EXERCISE GOAL - All records must be quoted exactly. Omit the pictures.

========

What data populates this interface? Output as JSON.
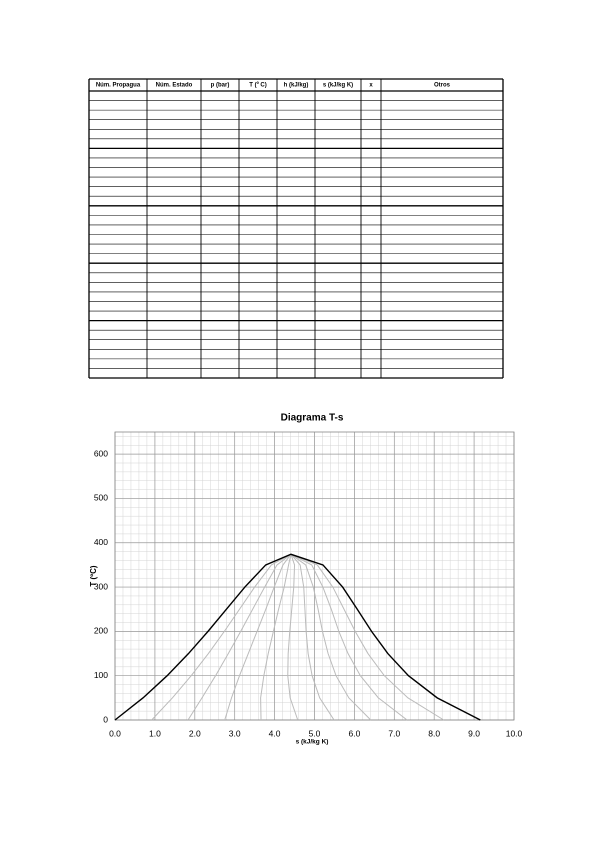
{
  "table": {
    "headers": [
      "Núm. Propagua",
      "Núm. Estado",
      "p (bar)",
      "T (º C)",
      "h (kJ/kg)",
      "s (kJ/kg K)",
      "x",
      "Otros"
    ]
  },
  "chart_data": {
    "type": "line",
    "title": "Diagrama T-s",
    "x_label": "s (kJ/kg K)",
    "y_label": "T (ºC)",
    "xlim": [
      0,
      10
    ],
    "xticks": [
      {
        "value": 0,
        "label": "0.0"
      },
      {
        "value": 1,
        "label": "1.0"
      },
      {
        "value": 2,
        "label": "2.0"
      },
      {
        "value": 3,
        "label": "3.0"
      },
      {
        "value": 4,
        "label": "4.0"
      },
      {
        "value": 5,
        "label": "5.0"
      },
      {
        "value": 6,
        "label": "6.0"
      },
      {
        "value": 7,
        "label": "7.0"
      },
      {
        "value": 8,
        "label": "8.0"
      },
      {
        "value": 9,
        "label": "9.0"
      },
      {
        "value": 10,
        "label": "10.0"
      }
    ],
    "ylim": [
      0,
      650
    ],
    "yticks": [
      0,
      100,
      200,
      300,
      400,
      500,
      600
    ],
    "grid": true,
    "minor_grid_step": {
      "x": 0.2,
      "y": 20
    },
    "series": [
      {
        "color": "#000000",
        "x": [
          0,
          0.704,
          1.307,
          1.842,
          2.331,
          2.793,
          3.255,
          3.778,
          4.41,
          5.212,
          5.705,
          6.072,
          6.43,
          6.838,
          7.355,
          8.075,
          9.156
        ],
        "values": [
          0,
          50,
          100,
          150,
          200,
          250,
          300,
          350,
          374,
          350,
          300,
          250,
          200,
          150,
          100,
          50,
          0
        ]
      },
      {
        "color": "#bbbbbb",
        "x": [
          0.92,
          1.44,
          1.91,
          2.34,
          2.74,
          3.12,
          3.5,
          3.92,
          4.41
        ],
        "values": [
          0,
          50,
          100,
          150,
          200,
          250,
          300,
          350,
          374
        ]
      },
      {
        "color": "#bbbbbb",
        "x": [
          1.83,
          2.18,
          2.52,
          2.84,
          3.15,
          3.45,
          3.75,
          4.06,
          4.41
        ],
        "values": [
          0,
          50,
          100,
          150,
          200,
          250,
          300,
          350,
          374
        ]
      },
      {
        "color": "#bbbbbb",
        "x": [
          2.75,
          2.92,
          3.12,
          3.34,
          3.56,
          3.78,
          3.99,
          4.21,
          4.41
        ],
        "values": [
          0,
          50,
          100,
          150,
          200,
          250,
          300,
          350,
          374
        ]
      },
      {
        "color": "#bbbbbb",
        "x": [
          3.66,
          3.65,
          3.73,
          3.84,
          3.97,
          4.1,
          4.24,
          4.35,
          4.41
        ],
        "values": [
          0,
          50,
          100,
          150,
          200,
          250,
          300,
          350,
          374
        ]
      },
      {
        "color": "#bbbbbb",
        "x": [
          4.58,
          4.39,
          4.33,
          4.34,
          4.38,
          4.43,
          4.48,
          4.5,
          4.41
        ],
        "values": [
          0,
          50,
          100,
          150,
          200,
          250,
          300,
          350,
          374
        ]
      },
      {
        "color": "#bbbbbb",
        "x": [
          5.49,
          5.13,
          4.94,
          4.84,
          4.79,
          4.76,
          4.73,
          4.64,
          4.41
        ],
        "values": [
          0,
          50,
          100,
          150,
          200,
          250,
          300,
          350,
          374
        ]
      },
      {
        "color": "#bbbbbb",
        "x": [
          6.41,
          5.86,
          5.54,
          5.34,
          5.2,
          5.09,
          4.97,
          4.78,
          4.41
        ],
        "values": [
          0,
          50,
          100,
          150,
          200,
          250,
          300,
          350,
          374
        ]
      },
      {
        "color": "#bbbbbb",
        "x": [
          7.32,
          6.6,
          6.15,
          5.84,
          5.61,
          5.42,
          5.21,
          4.93,
          4.41
        ],
        "values": [
          0,
          50,
          100,
          150,
          200,
          250,
          300,
          350,
          374
        ]
      },
      {
        "color": "#bbbbbb",
        "x": [
          8.24,
          7.34,
          6.75,
          6.34,
          6.02,
          5.74,
          5.46,
          5.07,
          4.41
        ],
        "values": [
          0,
          50,
          100,
          150,
          200,
          250,
          300,
          350,
          374
        ]
      }
    ]
  }
}
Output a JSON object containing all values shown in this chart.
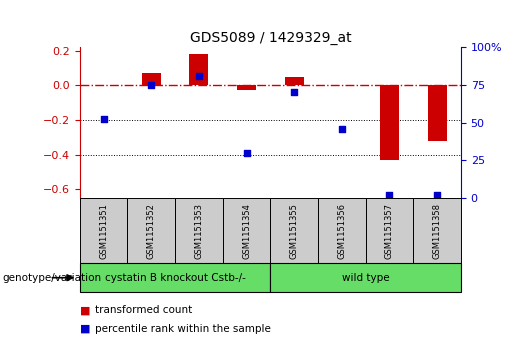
{
  "title": "GDS5089 / 1429329_at",
  "samples": [
    "GSM1151351",
    "GSM1151352",
    "GSM1151353",
    "GSM1151354",
    "GSM1151355",
    "GSM1151356",
    "GSM1151357",
    "GSM1151358"
  ],
  "red_values": [
    0.0,
    0.07,
    0.18,
    -0.03,
    0.05,
    0.0,
    -0.43,
    -0.32
  ],
  "blue_percentile": [
    52,
    75,
    81,
    30,
    70,
    46,
    2,
    2
  ],
  "group1_count": 4,
  "group2_count": 4,
  "group1_label": "cystatin B knockout Cstb-/-",
  "group2_label": "wild type",
  "genotype_label": "genotype/variation",
  "legend1": "transformed count",
  "legend2": "percentile rank within the sample",
  "ylim_left": [
    -0.65,
    0.22
  ],
  "ylim_right": [
    0,
    100
  ],
  "yticks_left": [
    0.2,
    0.0,
    -0.2,
    -0.4,
    -0.6
  ],
  "yticks_right": [
    100,
    75,
    50,
    25,
    0
  ],
  "red_color": "#cc0000",
  "blue_color": "#0000cc",
  "green_color": "#66dd66",
  "gray_color": "#cccccc"
}
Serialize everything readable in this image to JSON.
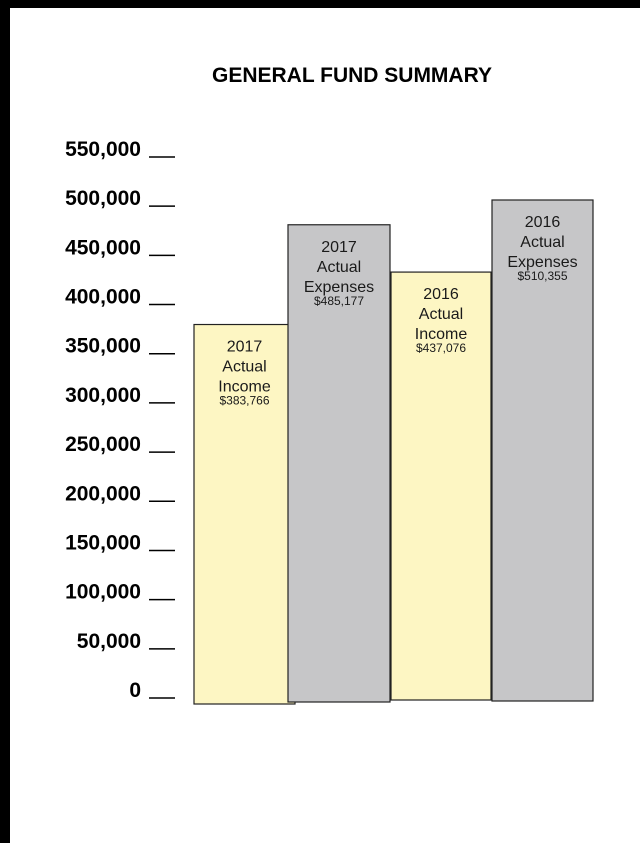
{
  "chart_data": {
    "type": "bar",
    "title": "GENERAL FUND SUMMARY",
    "xlabel": "",
    "ylabel": "",
    "ylim": [
      0,
      550000
    ],
    "yticks": [
      "0",
      "50,000",
      "100,000",
      "150,000",
      "200,000",
      "250,000",
      "300,000",
      "350,000",
      "400,000",
      "450,000",
      "500,000",
      "550,000"
    ],
    "tick_marker": "__",
    "grid": false,
    "legend": "none",
    "bars": [
      {
        "year": "2017",
        "kind": "Actual",
        "category": "Income",
        "amount": "$383,766",
        "value": 383766,
        "color": "#fdf6c3"
      },
      {
        "year": "2017",
        "kind": "Actual",
        "category": "Expenses",
        "amount": "$485,177",
        "value": 485177,
        "color": "#c6c6c8"
      },
      {
        "year": "2016",
        "kind": "Actual",
        "category": "Income",
        "amount": "$437,076",
        "value": 437076,
        "color": "#fdf6c3"
      },
      {
        "year": "2016",
        "kind": "Actual",
        "category": "Expenses",
        "amount": "$510,355",
        "value": 510355,
        "color": "#c6c6c8"
      }
    ]
  }
}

========

OUTPUT OF THE TASK -
What data populates this interface? Output as JSON.
{
  "table": {
    "headers": [
      "Núm. Propagua",
      "Núm. Estado",
      "p (bar)",
      "T (º C)",
      "h (kJ/kg)",
      "s (kJ/kg K)",
      "x",
      "Otros"
    ]
  },
  "chart_data": {
    "type": "line",
    "title": "Diagrama T-s",
    "x_label": "s (kJ/kg K)",
    "y_label": "T (ºC)",
    "xlim": [
      0,
      10
    ],
    "xticks": [
      {
        "value": 0,
        "label": "0.0"
      },
      {
        "value": 1,
        "label": "1.0"
      },
      {
        "value": 2,
        "label": "2.0"
      },
      {
        "value": 3,
        "label": "3.0"
      },
      {
        "value": 4,
        "label": "4.0"
      },
      {
        "value": 5,
        "label": "5.0"
      },
      {
        "value": 6,
        "label": "6.0"
      },
      {
        "value": 7,
        "label": "7.0"
      },
      {
        "value": 8,
        "label": "8.0"
      },
      {
        "value": 9,
        "label": "9.0"
      },
      {
        "value": 10,
        "label": "10.0"
      }
    ],
    "ylim": [
      0,
      650
    ],
    "yticks": [
      0,
      100,
      200,
      300,
      400,
      500,
      600
    ],
    "grid": true,
    "minor_grid_step": {
      "x": 0.2,
      "y": 20
    },
    "series": [
      {
        "color": "#000000",
        "x": [
          0,
          0.704,
          1.307,
          1.842,
          2.331,
          2.793,
          3.255,
          3.778,
          4.41,
          5.212,
          5.705,
          6.072,
          6.43,
          6.838,
          7.355,
          8.075,
          9.156
        ],
        "values": [
          0,
          50,
          100,
          150,
          200,
          250,
          300,
          350,
          374,
          350,
          300,
          250,
          200,
          150,
          100,
          50,
          0
        ]
      },
      {
        "color": "#bbbbbb",
        "x": [
          0.92,
          1.44,
          1.91,
          2.34,
          2.74,
          3.12,
          3.5,
          3.92,
          4.41
        ],
        "values": [
          0,
          50,
          100,
          150,
          200,
          250,
          300,
          350,
          374
        ]
      },
      {
        "color": "#bbbbbb",
        "x": [
          1.83,
          2.18,
          2.52,
          2.84,
          3.15,
          3.45,
          3.75,
          4.06,
          4.41
        ],
        "values": [
          0,
          50,
          100,
          150,
          200,
          250,
          300,
          350,
          374
        ]
      },
      {
        "color": "#bbbbbb",
        "x": [
          2.75,
          2.92,
          3.12,
          3.34,
          3.56,
          3.78,
          3.99,
          4.21,
          4.41
        ],
        "values": [
          0,
          50,
          100,
          150,
          200,
          250,
          300,
          350,
          374
        ]
      },
      {
        "color": "#bbbbbb",
        "x": [
          3.66,
          3.65,
          3.73,
          3.84,
          3.97,
          4.1,
          4.24,
          4.35,
          4.41
        ],
        "values": [
          0,
          50,
          100,
          150,
          200,
          250,
          300,
          350,
          374
        ]
      },
      {
        "color": "#bbbbbb",
        "x": [
          4.58,
          4.39,
          4.33,
          4.34,
          4.38,
          4.43,
          4.48,
          4.5,
          4.41
        ],
        "values": [
          0,
          50,
          100,
          150,
          200,
          250,
          300,
          350,
          374
        ]
      },
      {
        "color": "#bbbbbb",
        "x": [
          5.49,
          5.13,
          4.94,
          4.84,
          4.79,
          4.76,
          4.73,
          4.64,
          4.41
        ],
        "values": [
          0,
          50,
          100,
          150,
          200,
          250,
          300,
          350,
          374
        ]
      },
      {
        "color": "#bbbbbb",
        "x": [
          6.41,
          5.86,
          5.54,
          5.34,
          5.2,
          5.09,
          4.97,
          4.78,
          4.41
        ],
        "values": [
          0,
          50,
          100,
          150,
          200,
          250,
          300,
          350,
          374
        ]
      },
      {
        "color": "#bbbbbb",
        "x": [
          7.32,
          6.6,
          6.15,
          5.84,
          5.61,
          5.42,
          5.21,
          4.93,
          4.41
        ],
        "values": [
          0,
          50,
          100,
          150,
          200,
          250,
          300,
          350,
          374
        ]
      },
      {
        "color": "#bbbbbb",
        "x": [
          8.24,
          7.34,
          6.75,
          6.34,
          6.02,
          5.74,
          5.46,
          5.07,
          4.41
        ],
        "values": [
          0,
          50,
          100,
          150,
          200,
          250,
          300,
          350,
          374
        ]
      }
    ]
  }
}
Output a JSON object containing all values shown in this chart.
{
  "title": "GDS5089 / 1429329_at",
  "samples": [
    "GSM1151351",
    "GSM1151352",
    "GSM1151353",
    "GSM1151354",
    "GSM1151355",
    "GSM1151356",
    "GSM1151357",
    "GSM1151358"
  ],
  "red_values": [
    0.0,
    0.07,
    0.18,
    -0.03,
    0.05,
    0.0,
    -0.43,
    -0.32
  ],
  "blue_percentile": [
    52,
    75,
    81,
    30,
    70,
    46,
    2,
    2
  ],
  "group1_count": 4,
  "group2_count": 4,
  "group1_label": "cystatin B knockout Cstb-/-",
  "group2_label": "wild type",
  "genotype_label": "genotype/variation",
  "legend1": "transformed count",
  "legend2": "percentile rank within the sample",
  "ylim_left": [
    -0.65,
    0.22
  ],
  "ylim_right": [
    0,
    100
  ],
  "yticks_left": [
    0.2,
    0.0,
    -0.2,
    -0.4,
    -0.6
  ],
  "yticks_right": [
    100,
    75,
    50,
    25,
    0
  ],
  "red_color": "#cc0000",
  "blue_color": "#0000cc",
  "green_color": "#66dd66",
  "gray_color": "#cccccc"
}
Serialize everything readable in this image to JSON.
{
  "chart_data": {
    "type": "bar",
    "title": "GENERAL FUND SUMMARY",
    "xlabel": "",
    "ylabel": "",
    "ylim": [
      0,
      550000
    ],
    "yticks": [
      "0",
      "50,000",
      "100,000",
      "150,000",
      "200,000",
      "250,000",
      "300,000",
      "350,000",
      "400,000",
      "450,000",
      "500,000",
      "550,000"
    ],
    "tick_marker": "__",
    "grid": false,
    "legend": "none",
    "bars": [
      {
        "year": "2017",
        "kind": "Actual",
        "category": "Income",
        "amount": "$383,766",
        "value": 383766,
        "color": "#fdf6c3"
      },
      {
        "year": "2017",
        "kind": "Actual",
        "category": "Expenses",
        "amount": "$485,177",
        "value": 485177,
        "color": "#c6c6c8"
      },
      {
        "year": "2016",
        "kind": "Actual",
        "category": "Income",
        "amount": "$437,076",
        "value": 437076,
        "color": "#fdf6c3"
      },
      {
        "year": "2016",
        "kind": "Actual",
        "category": "Expenses",
        "amount": "$510,355",
        "value": 510355,
        "color": "#c6c6c8"
      }
    ]
  }
}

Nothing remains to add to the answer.